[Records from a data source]
● ● ● ● ● ● ●

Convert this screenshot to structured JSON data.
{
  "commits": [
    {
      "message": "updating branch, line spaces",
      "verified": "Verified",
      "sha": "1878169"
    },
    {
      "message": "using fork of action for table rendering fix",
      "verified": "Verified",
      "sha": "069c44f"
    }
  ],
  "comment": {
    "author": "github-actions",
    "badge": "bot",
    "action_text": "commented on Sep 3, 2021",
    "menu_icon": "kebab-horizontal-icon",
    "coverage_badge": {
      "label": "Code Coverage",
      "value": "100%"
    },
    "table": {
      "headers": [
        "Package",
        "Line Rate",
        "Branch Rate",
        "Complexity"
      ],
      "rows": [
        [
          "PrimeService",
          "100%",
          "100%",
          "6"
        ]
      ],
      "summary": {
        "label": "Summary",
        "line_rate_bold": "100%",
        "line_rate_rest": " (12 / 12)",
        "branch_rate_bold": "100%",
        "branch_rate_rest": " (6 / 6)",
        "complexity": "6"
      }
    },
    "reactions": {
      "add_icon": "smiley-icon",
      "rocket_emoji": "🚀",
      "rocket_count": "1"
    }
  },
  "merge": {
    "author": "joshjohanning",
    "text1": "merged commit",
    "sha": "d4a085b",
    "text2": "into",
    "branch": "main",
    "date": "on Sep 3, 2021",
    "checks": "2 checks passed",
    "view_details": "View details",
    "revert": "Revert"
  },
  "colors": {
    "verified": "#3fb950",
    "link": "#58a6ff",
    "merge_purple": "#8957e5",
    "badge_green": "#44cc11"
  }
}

● ● ● ● ● ● ●

Set all of the records down again, exactly as they stand.

» **RESULT FOR THIS TASK**
Convert this screenshot to structured JSON data.
{
  "commits": [
    {
      "message": "updating branch, line spaces",
      "verified": "Verified",
      "sha": "1878169"
    },
    {
      "message": "using fork of action for table rendering fix",
      "verified": "Verified",
      "sha": "069c44f"
    }
  ],
  "comment": {
    "author": "github-actions",
    "badge": "bot",
    "action_text": "commented on Sep 3, 2021",
    "menu_icon": "kebab-horizontal-icon",
    "coverage_badge": {
      "label": "Code Coverage",
      "value": "100%"
    },
    "table": {
      "headers": [
        "Package",
        "Line Rate",
        "Branch Rate",
        "Complexity"
      ],
      "rows": [
        [
          "PrimeService",
          "100%",
          "100%",
          "6"
        ]
      ],
      "summary": {
        "label": "Summary",
        "line_rate_bold": "100%",
        "line_rate_rest": " (12 / 12)",
        "branch_rate_bold": "100%",
        "branch_rate_rest": " (6 / 6)",
        "complexity": "6"
      }
    },
    "reactions": {
      "add_icon": "smiley-icon",
      "rocket_emoji": "🚀",
      "rocket_count": "1"
    }
  },
  "merge": {
    "author": "joshjohanning",
    "text1": "merged commit",
    "sha": "d4a085b",
    "text2": "into",
    "branch": "main",
    "date": "on Sep 3, 2021",
    "checks": "2 checks passed",
    "view_details": "View details",
    "revert": "Revert"
  },
  "colors": {
    "verified": "#3fb950",
    "link": "#58a6ff",
    "merge_purple": "#8957e5",
    "badge_green": "#44cc11"
  }
}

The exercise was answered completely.